- _DESCRIPTION OF THE TASK_: Tally the lines in the records below that contain "following" and return only the result.

- _DATASET EXCERPTS_:
◆ ◆ ◆
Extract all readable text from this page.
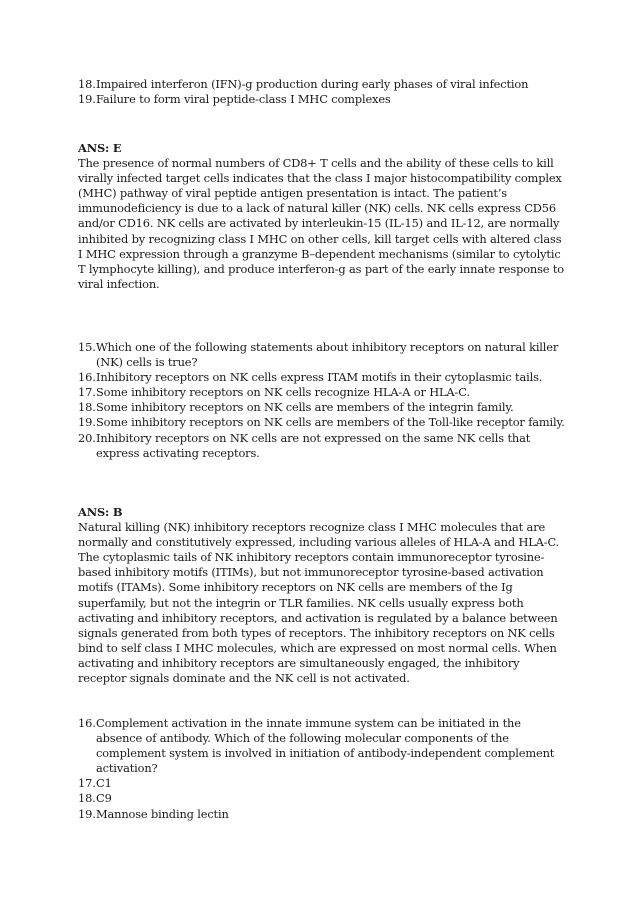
18. Impaired interferon (IFN)-g production during early phases of viral infection
19. Failure to form viral peptide-class I MHC complexes

ANS: E

The presence of normal numbers of CD8+ T cells and the ability of these cells to kill virally infected target cells indicates that the class I major histocompatibility complex (MHC) pathway of viral peptide antigen presentation is intact. The patient’s immunodeficiency is due to a lack of natural killer (NK) cells. NK cells express CD56 and/or CD16. NK cells are activated by interleukin-15 (IL-15) and IL-12, are normally inhibited by recognizing class I MHC on other cells, kill target cells with altered class I MHC expression through a granzyme B–dependent mechanisms (similar to cytolytic T lymphocyte killing), and produce interferon-g as part of the early innate response to viral infection.

15. Which one of the following statements about inhibitory receptors on natural killer (NK) cells is true?
16. Inhibitory receptors on NK cells express ITAM motifs in their cytoplasmic tails.
17. Some inhibitory receptors on NK cells recognize HLA-A or HLA-C.
18. Some inhibitory receptors on NK cells are members of the integrin family.
19. Some inhibitory receptors on NK cells are members of the Toll-like receptor family.
20. Inhibitory receptors on NK cells are not expressed on the same NK cells that express activating receptors.

ANS: B

Natural killing (NK) inhibitory receptors recognize class I MHC molecules that are normally and constitutively expressed, including various alleles of HLA-A and HLA-C. The cytoplasmic tails of NK inhibitory receptors contain immunoreceptor tyrosine-based inhibitory motifs (ITIMs), but not immunoreceptor tyrosine-based activation motifs (ITAMs). Some inhibitory receptors on NK cells are members of the Ig superfamily, but not the integrin or TLR families. NK cells usually express both activating and inhibitory receptors, and activation is regulated by a balance between signals generated from both types of receptors. The inhibitory receptors on NK cells bind to self class I MHC molecules, which are expressed on most normal cells. When activating and inhibitory receptors are simultaneously engaged, the inhibitory receptor signals dominate and the NK cell is not activated.

16. Complement activation in the innate immune system can be initiated in the absence of antibody. Which of the following molecular components of the complement system is involved in initiation of antibody-independent complement activation?
17. C1
18. C9
19. Mannose binding lectin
◆ ◆ ◆
- _RESPONSE BOX_: 2